-------- The input --------
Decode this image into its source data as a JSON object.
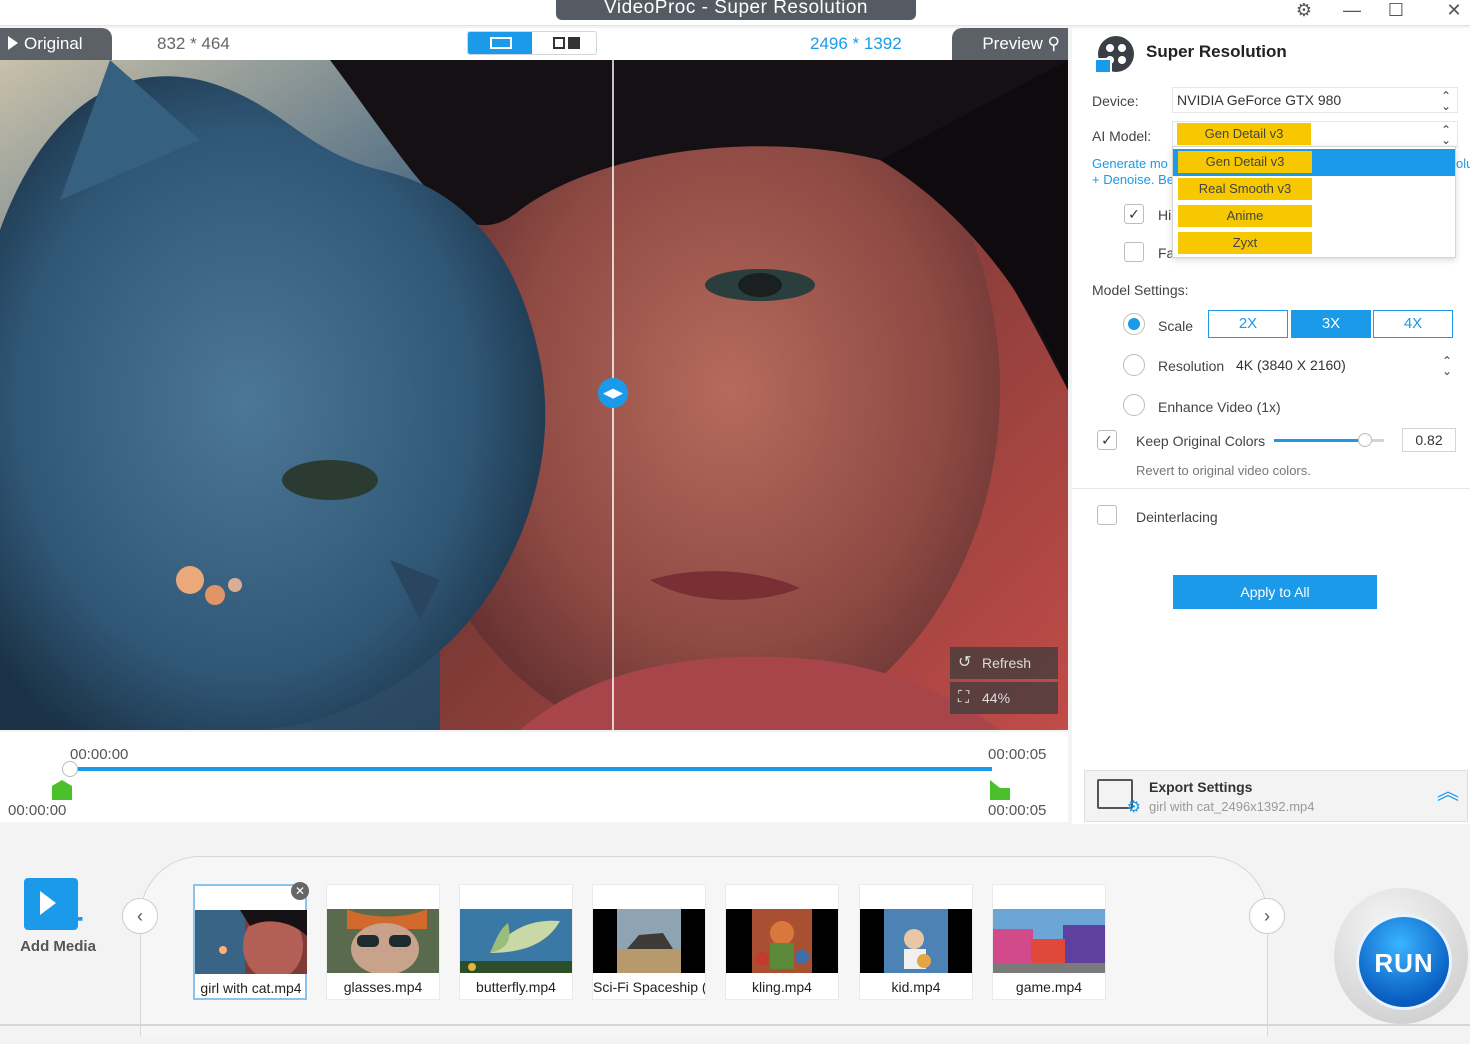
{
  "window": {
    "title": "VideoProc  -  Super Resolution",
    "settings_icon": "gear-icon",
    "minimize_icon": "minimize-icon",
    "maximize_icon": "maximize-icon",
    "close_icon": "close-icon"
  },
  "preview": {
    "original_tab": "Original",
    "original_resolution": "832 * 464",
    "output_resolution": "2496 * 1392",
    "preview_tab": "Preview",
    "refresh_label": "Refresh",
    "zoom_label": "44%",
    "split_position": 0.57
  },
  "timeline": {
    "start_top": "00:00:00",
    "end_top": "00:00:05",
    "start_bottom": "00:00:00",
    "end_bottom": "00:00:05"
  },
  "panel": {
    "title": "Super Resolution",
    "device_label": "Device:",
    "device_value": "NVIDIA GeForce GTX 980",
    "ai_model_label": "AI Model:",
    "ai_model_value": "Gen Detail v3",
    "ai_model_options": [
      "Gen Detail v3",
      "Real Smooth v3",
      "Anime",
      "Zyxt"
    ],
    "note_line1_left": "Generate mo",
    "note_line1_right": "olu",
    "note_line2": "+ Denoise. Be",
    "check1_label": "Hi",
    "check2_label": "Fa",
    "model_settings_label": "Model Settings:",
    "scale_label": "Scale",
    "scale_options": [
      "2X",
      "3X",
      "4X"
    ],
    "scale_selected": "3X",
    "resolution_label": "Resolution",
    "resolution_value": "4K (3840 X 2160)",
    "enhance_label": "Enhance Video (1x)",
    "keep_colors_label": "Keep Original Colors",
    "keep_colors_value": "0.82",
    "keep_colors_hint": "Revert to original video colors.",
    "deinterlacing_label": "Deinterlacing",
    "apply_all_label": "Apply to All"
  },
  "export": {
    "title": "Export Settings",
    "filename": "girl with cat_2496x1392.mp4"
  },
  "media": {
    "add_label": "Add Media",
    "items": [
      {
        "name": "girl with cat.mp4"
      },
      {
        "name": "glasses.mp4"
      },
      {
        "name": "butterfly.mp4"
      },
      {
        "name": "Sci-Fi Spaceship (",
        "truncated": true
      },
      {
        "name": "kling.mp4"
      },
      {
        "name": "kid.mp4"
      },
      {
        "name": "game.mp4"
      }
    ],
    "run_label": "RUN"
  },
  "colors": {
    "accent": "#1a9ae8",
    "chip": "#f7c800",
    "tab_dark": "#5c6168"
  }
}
--------
■ Short problem ■
Using the records above, retype everything exactly except the pictures.

■ Full response ■
Decode this image into its source data as a JSON object.
{
  "window": {
    "title": "VideoProc  -  Super Resolution",
    "settings_icon": "gear-icon",
    "minimize_icon": "minimize-icon",
    "maximize_icon": "maximize-icon",
    "close_icon": "close-icon"
  },
  "preview": {
    "original_tab": "Original",
    "original_resolution": "832 * 464",
    "output_resolution": "2496 * 1392",
    "preview_tab": "Preview",
    "refresh_label": "Refresh",
    "zoom_label": "44%",
    "split_position": 0.57
  },
  "timeline": {
    "start_top": "00:00:00",
    "end_top": "00:00:05",
    "start_bottom": "00:00:00",
    "end_bottom": "00:00:05"
  },
  "panel": {
    "title": "Super Resolution",
    "device_label": "Device:",
    "device_value": "NVIDIA GeForce GTX 980",
    "ai_model_label": "AI Model:",
    "ai_model_value": "Gen Detail v3",
    "ai_model_options": [
      "Gen Detail v3",
      "Real Smooth v3",
      "Anime",
      "Zyxt"
    ],
    "note_line1_left": "Generate mo",
    "note_line1_right": "olu",
    "note_line2": "+ Denoise. Be",
    "check1_label": "Hi",
    "check2_label": "Fa",
    "model_settings_label": "Model Settings:",
    "scale_label": "Scale",
    "scale_options": [
      "2X",
      "3X",
      "4X"
    ],
    "scale_selected": "3X",
    "resolution_label": "Resolution",
    "resolution_value": "4K (3840 X 2160)",
    "enhance_label": "Enhance Video (1x)",
    "keep_colors_label": "Keep Original Colors",
    "keep_colors_value": "0.82",
    "keep_colors_hint": "Revert to original video colors.",
    "deinterlacing_label": "Deinterlacing",
    "apply_all_label": "Apply to All"
  },
  "export": {
    "title": "Export Settings",
    "filename": "girl with cat_2496x1392.mp4"
  },
  "media": {
    "add_label": "Add Media",
    "items": [
      {
        "name": "girl with cat.mp4"
      },
      {
        "name": "glasses.mp4"
      },
      {
        "name": "butterfly.mp4"
      },
      {
        "name": "Sci-Fi Spaceship (",
        "truncated": true
      },
      {
        "name": "kling.mp4"
      },
      {
        "name": "kid.mp4"
      },
      {
        "name": "game.mp4"
      }
    ],
    "run_label": "RUN"
  },
  "colors": {
    "accent": "#1a9ae8",
    "chip": "#f7c800",
    "tab_dark": "#5c6168"
  }
}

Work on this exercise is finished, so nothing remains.